STATED PROBLEM.
Identify all lines in the data containing the string "ffffff". Copy them out.

DATASET CONTENT.
•••••
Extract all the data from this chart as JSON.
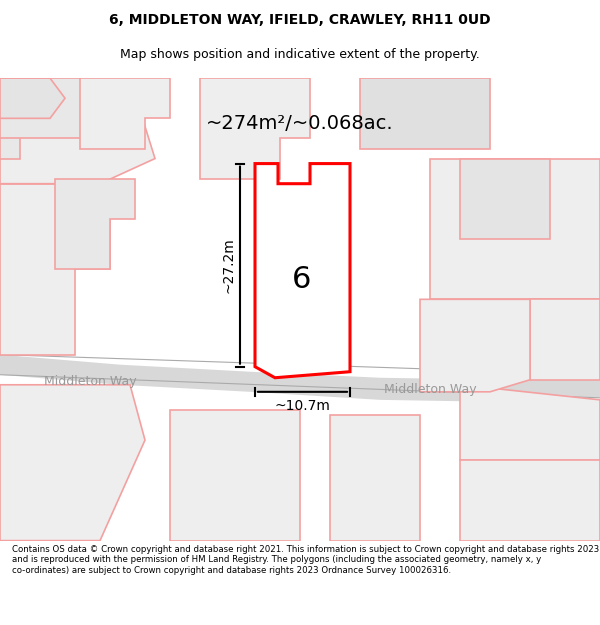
{
  "title_line1": "6, MIDDLETON WAY, IFIELD, CRAWLEY, RH11 0UD",
  "title_line2": "Map shows position and indicative extent of the property.",
  "area_label": "~274m²/~0.068ac.",
  "number_label": "6",
  "width_label": "~10.7m",
  "height_label": "~27.2m",
  "street_label": "Middleton Way",
  "footer_text": "Contains OS data © Crown copyright and database right 2021. This information is subject to Crown copyright and database rights 2023 and is reproduced with the permission of HM Land Registry. The polygons (including the associated geometry, namely x, y co-ordinates) are subject to Crown copyright and database rights 2023 Ordnance Survey 100026316.",
  "background_color": "#ffffff",
  "map_bg_color": "#f5f5f5",
  "road_color": "#e0e0e0",
  "property_outline_color": "#ff0000",
  "nearby_outline_color": "#f4a0a0",
  "dim_line_color": "#000000",
  "street_text_color": "#999999",
  "title_header_bg": "#ffffff",
  "footer_bg": "#ffffff"
}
•••••
FINAL RESULT.
  "background_color": "#ffffff",
  "title_header_bg": "#ffffff",
  "footer_bg": "#ffffff"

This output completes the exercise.